** Start **

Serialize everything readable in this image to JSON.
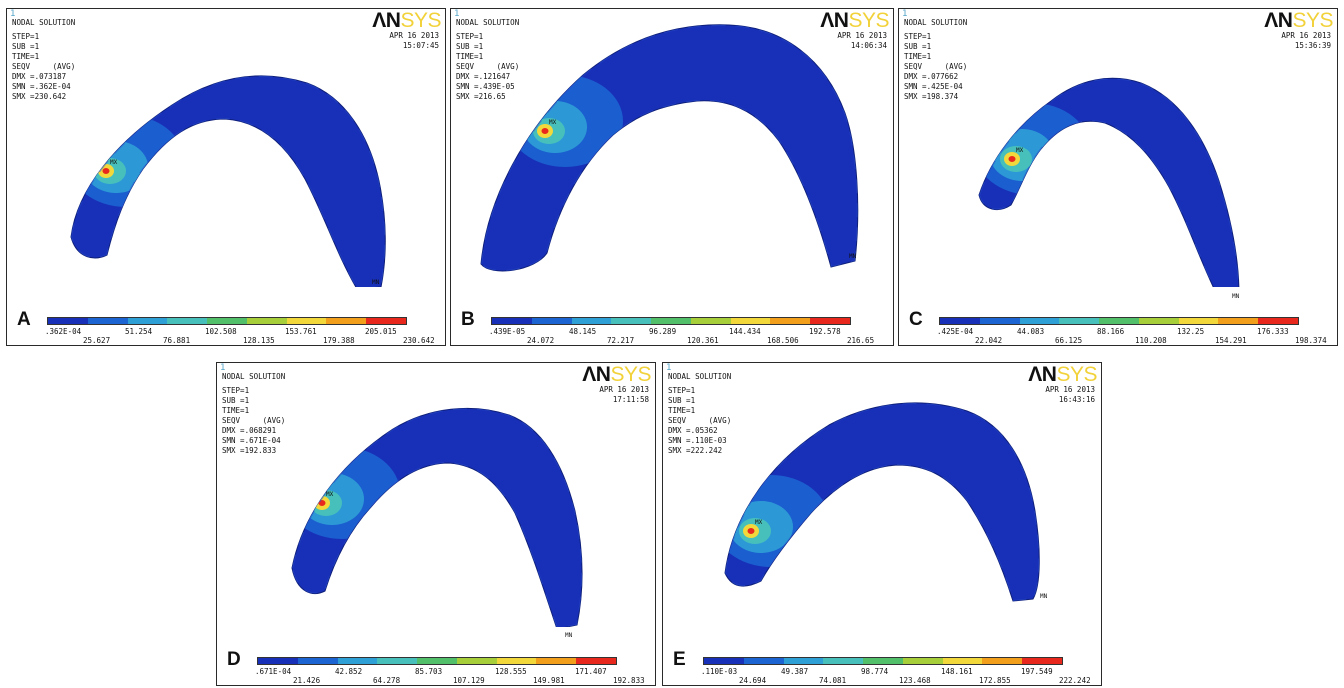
{
  "colormap": [
    "#1830b8",
    "#1c64d2",
    "#2fa0d6",
    "#47c0bc",
    "#52c06a",
    "#a6cf3a",
    "#f2d83a",
    "#f2a01c",
    "#e8281c"
  ],
  "panels": [
    {
      "letter": "A",
      "index": "1",
      "title": "NODAL SOLUTION",
      "lines": [
        "STEP=1",
        "SUB =1",
        "TIME=1",
        "SEQV     (AVG)",
        "DMX =.073187",
        "SMN =.362E-04",
        "SMX =230.642"
      ],
      "logo_a": "ΛN",
      "logo_b": "SYS",
      "date": "APR 16 2013",
      "time": "15:07:45",
      "mx": "MX",
      "mn": "MN",
      "legend_top": [
        ".362E-04",
        "51.254",
        "102.508",
        "153.761",
        "205.015"
      ],
      "legend_bottom": [
        "25.627",
        "76.881",
        "128.135",
        "179.388",
        "230.642"
      ]
    },
    {
      "letter": "B",
      "index": "1",
      "title": "NODAL SOLUTION",
      "lines": [
        "STEP=1",
        "SUB =1",
        "TIME=1",
        "SEQV     (AVG)",
        "DMX =.121647",
        "SMN =.439E-05",
        "SMX =216.65"
      ],
      "logo_a": "ΛN",
      "logo_b": "SYS",
      "date": "APR 16 2013",
      "time": "14:06:34",
      "mx": "MX",
      "mn": "MN",
      "legend_top": [
        ".439E-05",
        "48.145",
        "96.289",
        "144.434",
        "192.578"
      ],
      "legend_bottom": [
        "24.072",
        "72.217",
        "120.361",
        "168.506",
        "216.65"
      ]
    },
    {
      "letter": "C",
      "index": "1",
      "title": "NODAL SOLUTION",
      "lines": [
        "STEP=1",
        "SUB =1",
        "TIME=1",
        "SEQV     (AVG)",
        "DMX =.077662",
        "SMN =.425E-04",
        "SMX =198.374"
      ],
      "logo_a": "ΛN",
      "logo_b": "SYS",
      "date": "APR 16 2013",
      "time": "15:36:39",
      "mx": "MX",
      "mn": "MN",
      "legend_top": [
        ".425E-04",
        "44.083",
        "88.166",
        "132.25",
        "176.333"
      ],
      "legend_bottom": [
        "22.042",
        "66.125",
        "110.208",
        "154.291",
        "198.374"
      ]
    },
    {
      "letter": "D",
      "index": "1",
      "title": "NODAL SOLUTION",
      "lines": [
        "STEP=1",
        "SUB =1",
        "TIME=1",
        "SEQV     (AVG)",
        "DMX =.068291",
        "SMN =.671E-04",
        "SMX =192.833"
      ],
      "logo_a": "ΛN",
      "logo_b": "SYS",
      "date": "APR 16 2013",
      "time": "17:11:58",
      "mx": "MX",
      "mn": "MN",
      "legend_top": [
        ".671E-04",
        "42.852",
        "85.703",
        "128.555",
        "171.407"
      ],
      "legend_bottom": [
        "21.426",
        "64.278",
        "107.129",
        "149.981",
        "192.833"
      ]
    },
    {
      "letter": "E",
      "index": "1",
      "title": "NODAL SOLUTION",
      "lines": [
        "STEP=1",
        "SUB =1",
        "TIME=1",
        "SEQV     (AVG)",
        "DMX =.05362",
        "SMN =.110E-03",
        "SMX =222.242"
      ],
      "logo_a": "ΛN",
      "logo_b": "SYS",
      "date": "APR 16 2013",
      "time": "16:43:16",
      "mx": "MX",
      "mn": "MN",
      "legend_top": [
        ".110E-03",
        "49.387",
        "98.774",
        "148.161",
        "197.549"
      ],
      "legend_bottom": [
        "24.694",
        "74.081",
        "123.468",
        "172.855",
        "222.242"
      ]
    }
  ]
}
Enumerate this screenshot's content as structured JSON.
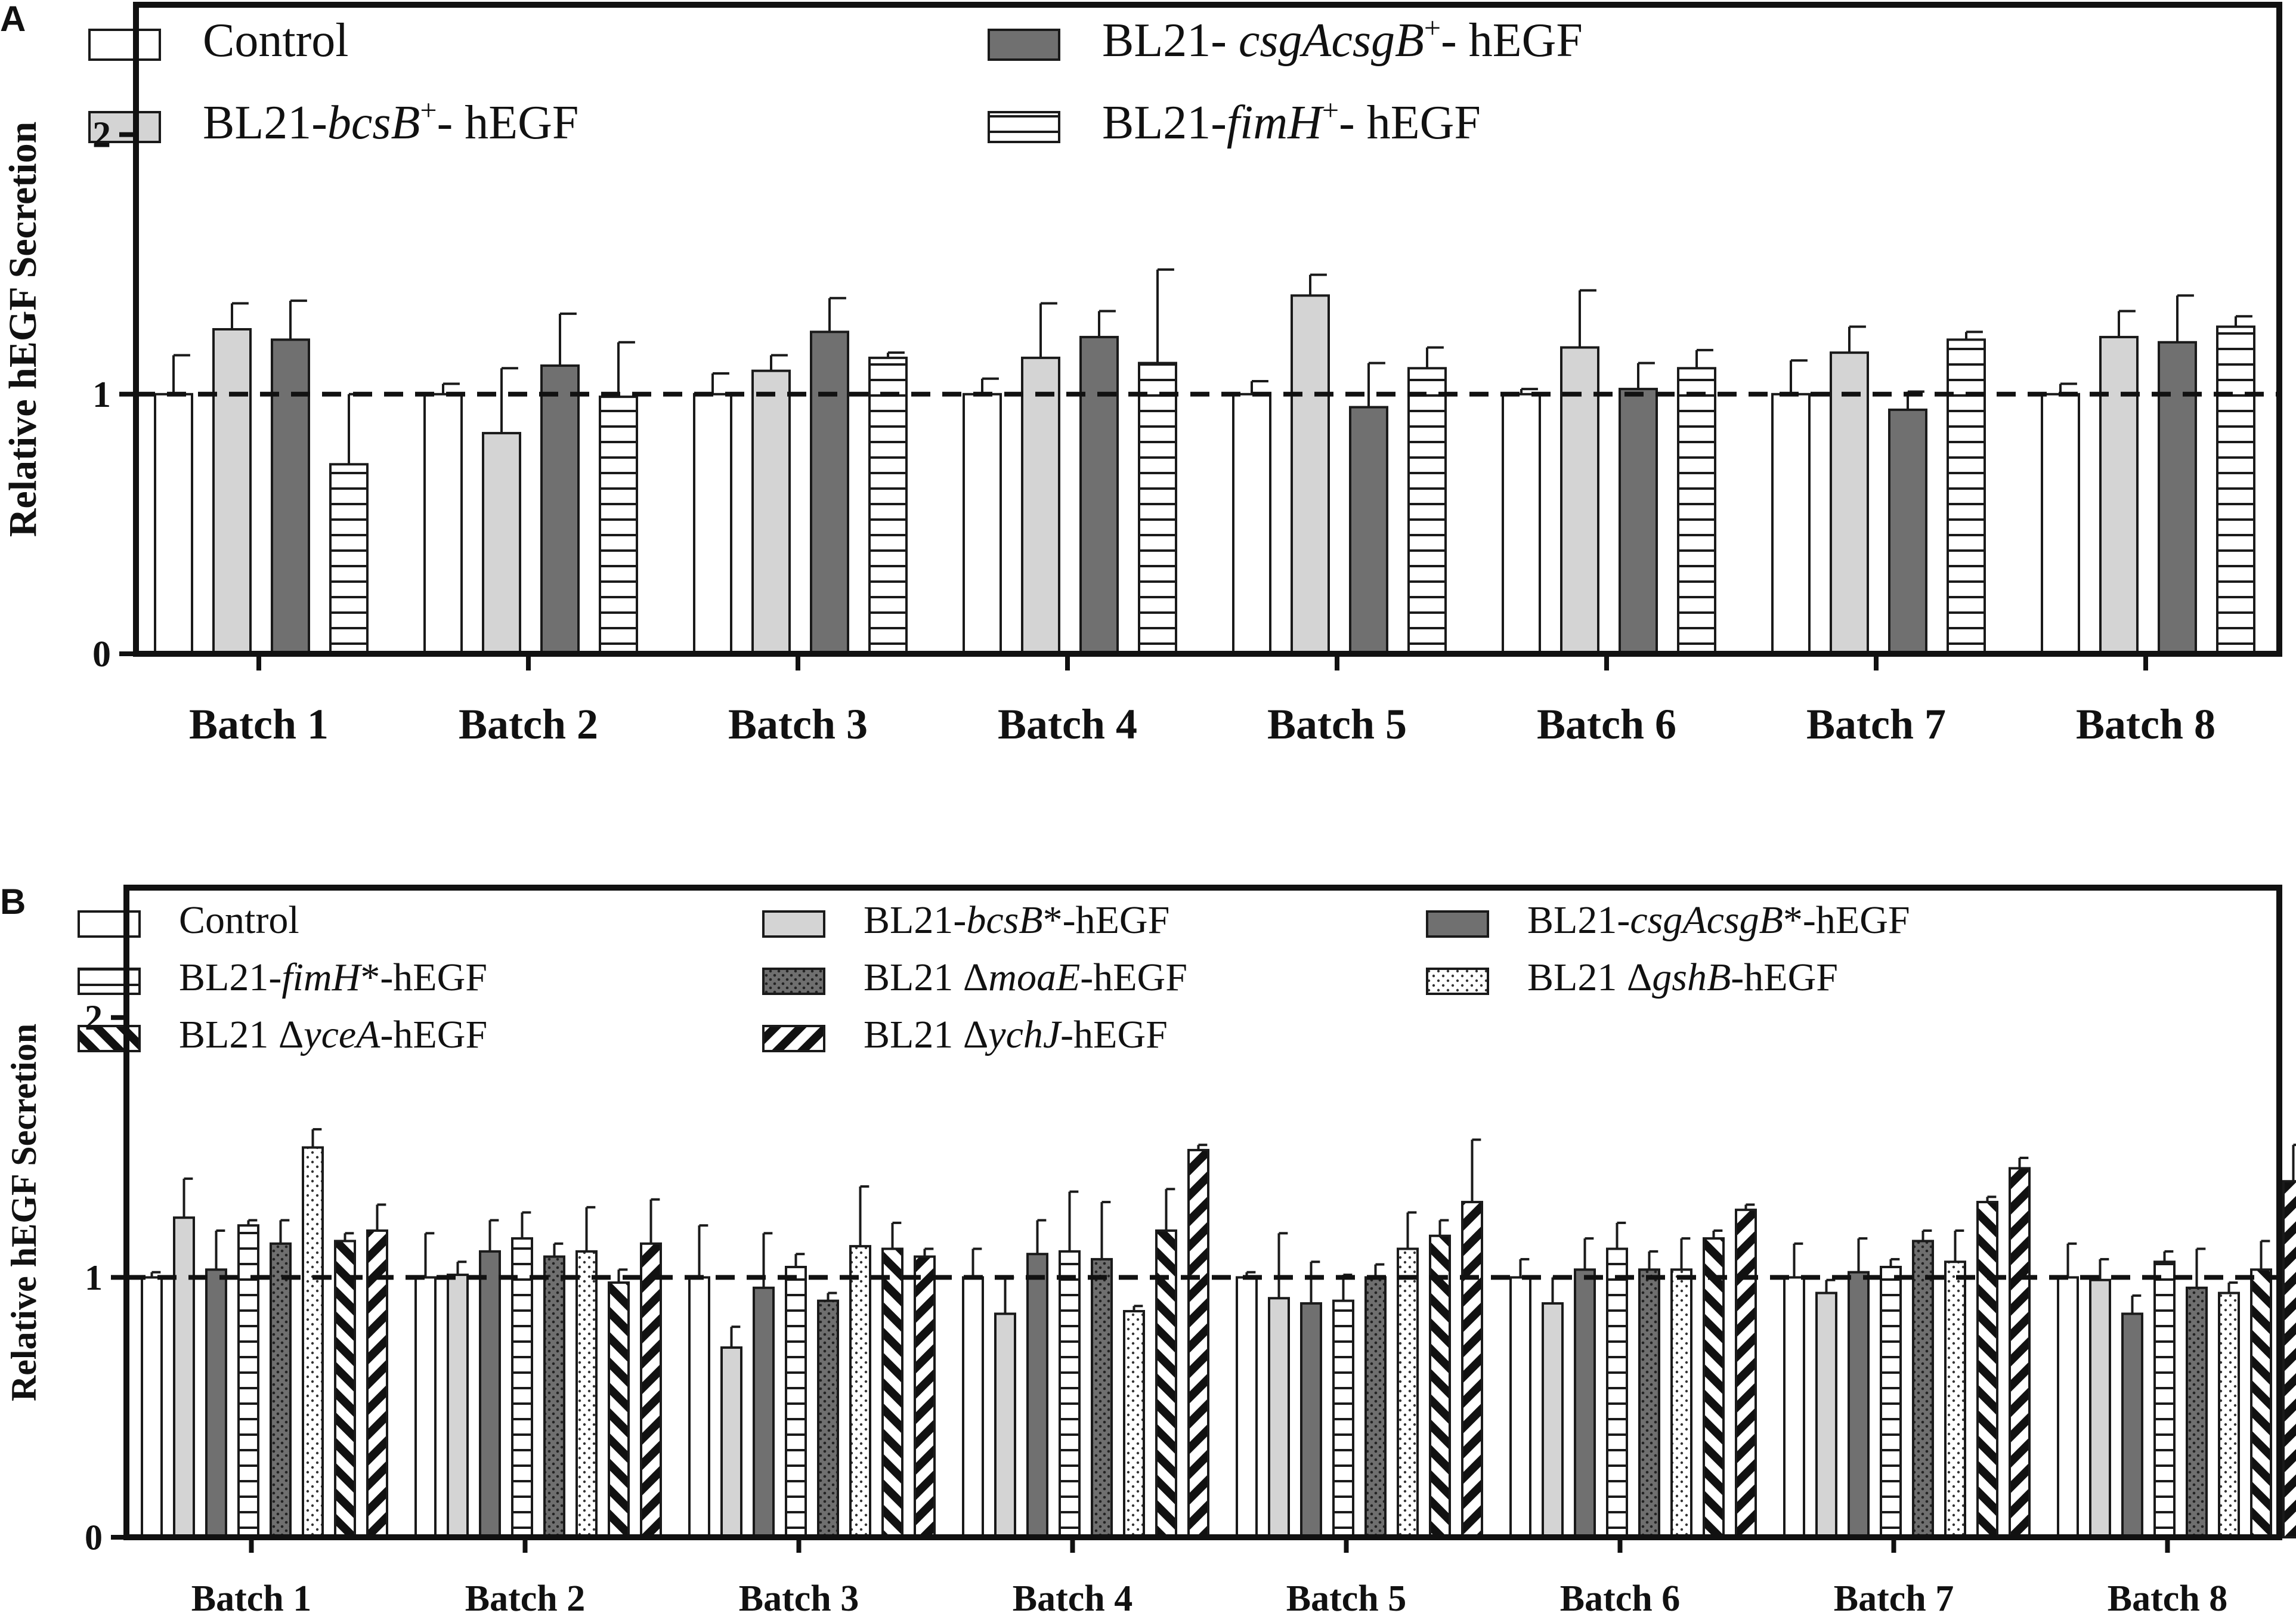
{
  "chart_data": [
    {
      "panel": "A",
      "type": "bar",
      "ylabel": "Relative hEGF Secretion",
      "ylim": [
        0,
        2.5
      ],
      "yticks": [
        0,
        1,
        2
      ],
      "reference_line": 1,
      "categories": [
        "Batch 1",
        "Batch 2",
        "Batch 3",
        "Batch 4",
        "Batch 5",
        "Batch 6",
        "Batch 7",
        "Batch 8"
      ],
      "legend": {
        "placement": "top",
        "items": [
          {
            "series": 0,
            "prefix": "Control",
            "italic": "",
            "sup": "",
            "suffix": ""
          },
          {
            "series": 2,
            "prefix": "BL21- ",
            "italic": "csgAcsgB",
            "sup": "+",
            "suffix": "- hEGF"
          },
          {
            "series": 1,
            "prefix": "BL21-",
            "italic": "bcsB",
            "sup": "+",
            "suffix": "- hEGF"
          },
          {
            "series": 3,
            "prefix": "BL21-",
            "italic": "fimH",
            "sup": "+",
            "suffix": "- hEGF"
          }
        ]
      },
      "series": [
        {
          "name": "Control",
          "fill": "white",
          "values": [
            1.0,
            1.0,
            1.0,
            1.0,
            1.0,
            1.0,
            1.0,
            1.0
          ],
          "errors": [
            0.15,
            0.04,
            0.08,
            0.06,
            0.05,
            0.02,
            0.13,
            0.04
          ]
        },
        {
          "name": "BL21-bcsB+- hEGF",
          "fill": "light-gray",
          "values": [
            1.25,
            0.85,
            1.09,
            1.14,
            1.38,
            1.18,
            1.16,
            1.22
          ],
          "errors": [
            0.1,
            0.25,
            0.06,
            0.21,
            0.08,
            0.22,
            0.1,
            0.1
          ]
        },
        {
          "name": "BL21- csgAcsgB+- hEGF",
          "fill": "dark-gray",
          "values": [
            1.21,
            1.11,
            1.24,
            1.22,
            0.95,
            1.02,
            0.94,
            1.2
          ],
          "errors": [
            0.15,
            0.2,
            0.13,
            0.1,
            0.17,
            0.1,
            0.07,
            0.18
          ]
        },
        {
          "name": "BL21-fimH+- hEGF",
          "fill": "horizontal-lines",
          "values": [
            0.73,
            0.99,
            1.14,
            1.12,
            1.1,
            1.1,
            1.21,
            1.26
          ],
          "errors": [
            0.27,
            0.21,
            0.02,
            0.36,
            0.08,
            0.07,
            0.03,
            0.04
          ]
        }
      ]
    },
    {
      "panel": "B",
      "type": "bar",
      "ylabel": "Relative hEGF Secretion",
      "ylim": [
        0,
        2.5
      ],
      "yticks": [
        0,
        1,
        2
      ],
      "reference_line": 1,
      "categories": [
        "Batch 1",
        "Batch 2",
        "Batch 3",
        "Batch 4",
        "Batch 5",
        "Batch 6",
        "Batch 7",
        "Batch 8"
      ],
      "legend": {
        "placement": "top",
        "items": [
          {
            "series": 0,
            "prefix": "Control",
            "italic": "",
            "sup": "",
            "suffix": ""
          },
          {
            "series": 1,
            "prefix": "BL21-",
            "italic": "bcsB",
            "sup": "",
            "suffix": "*-hEGF"
          },
          {
            "series": 2,
            "prefix": "BL21-",
            "italic": "csgAcsgB",
            "sup": "",
            "suffix": "*-hEGF"
          },
          {
            "series": 3,
            "prefix": "BL21-",
            "italic": "fimH",
            "sup": "",
            "suffix": "*-hEGF"
          },
          {
            "series": 4,
            "prefix": "BL21 Δ",
            "italic": "moaE",
            "sup": "",
            "suffix": "-hEGF"
          },
          {
            "series": 5,
            "prefix": "BL21 Δ",
            "italic": "gshB",
            "sup": "",
            "suffix": "-hEGF"
          },
          {
            "series": 6,
            "prefix": "BL21 Δ",
            "italic": "yceA",
            "sup": "",
            "suffix": "-hEGF"
          },
          {
            "series": 7,
            "prefix": "BL21 Δ",
            "italic": "ychJ",
            "sup": "",
            "suffix": "-hEGF"
          }
        ]
      },
      "series": [
        {
          "name": "Control",
          "fill": "white",
          "values": [
            1.0,
            1.0,
            1.0,
            1.0,
            1.0,
            1.0,
            1.0,
            1.0
          ],
          "errors": [
            0.02,
            0.17,
            0.2,
            0.11,
            0.02,
            0.07,
            0.13,
            0.13
          ]
        },
        {
          "name": "BL21-bcsB*-hEGF",
          "fill": "light-gray",
          "values": [
            1.23,
            1.01,
            0.73,
            0.86,
            0.92,
            0.9,
            0.94,
            0.99
          ],
          "errors": [
            0.15,
            0.05,
            0.08,
            0.14,
            0.25,
            0.1,
            0.05,
            0.08
          ]
        },
        {
          "name": "BL21-csgAcsgB*-hEGF",
          "fill": "dark-gray",
          "values": [
            1.03,
            1.1,
            0.96,
            1.09,
            0.9,
            1.03,
            1.02,
            0.86
          ],
          "errors": [
            0.15,
            0.12,
            0.21,
            0.13,
            0.16,
            0.12,
            0.13,
            0.07
          ]
        },
        {
          "name": "BL21-fimH*-hEGF",
          "fill": "horizontal-lines",
          "values": [
            1.2,
            1.15,
            1.04,
            1.1,
            0.91,
            1.11,
            1.04,
            1.06
          ],
          "errors": [
            0.02,
            0.1,
            0.05,
            0.23,
            0.1,
            0.1,
            0.03,
            0.04
          ]
        },
        {
          "name": "BL21 ΔmoaE-hEGF",
          "fill": "dark-dotted",
          "values": [
            1.13,
            1.08,
            0.91,
            1.07,
            1.0,
            1.03,
            1.14,
            0.96
          ],
          "errors": [
            0.09,
            0.05,
            0.03,
            0.22,
            0.05,
            0.07,
            0.04,
            0.15
          ]
        },
        {
          "name": "BL21 ΔgshB-hEGF",
          "fill": "white-dotted",
          "values": [
            1.5,
            1.1,
            1.12,
            0.87,
            1.11,
            1.03,
            1.06,
            0.94
          ],
          "errors": [
            0.07,
            0.17,
            0.23,
            0.02,
            0.14,
            0.12,
            0.12,
            0.04
          ]
        },
        {
          "name": "BL21 ΔyceA-hEGF",
          "fill": "back-diagonal",
          "values": [
            1.14,
            0.98,
            1.11,
            1.18,
            1.16,
            1.15,
            1.29,
            1.03
          ],
          "errors": [
            0.03,
            0.05,
            0.1,
            0.16,
            0.06,
            0.03,
            0.02,
            0.11
          ]
        },
        {
          "name": "BL21 ΔychJ-hEGF",
          "fill": "forward-diagonal",
          "values": [
            1.18,
            1.13,
            1.08,
            1.49,
            1.29,
            1.26,
            1.42,
            1.37
          ],
          "errors": [
            0.1,
            0.17,
            0.03,
            0.02,
            0.24,
            0.02,
            0.04,
            0.14
          ]
        }
      ]
    }
  ]
}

** End **

Check each line above for the word "bcsB", and copy the lines where it appears.

            "italic": "bcsB",
          "name": "BL21-bcsB+- hEGF",
            "italic": "bcsB",
          "name": "BL21-bcsB*-hEGF",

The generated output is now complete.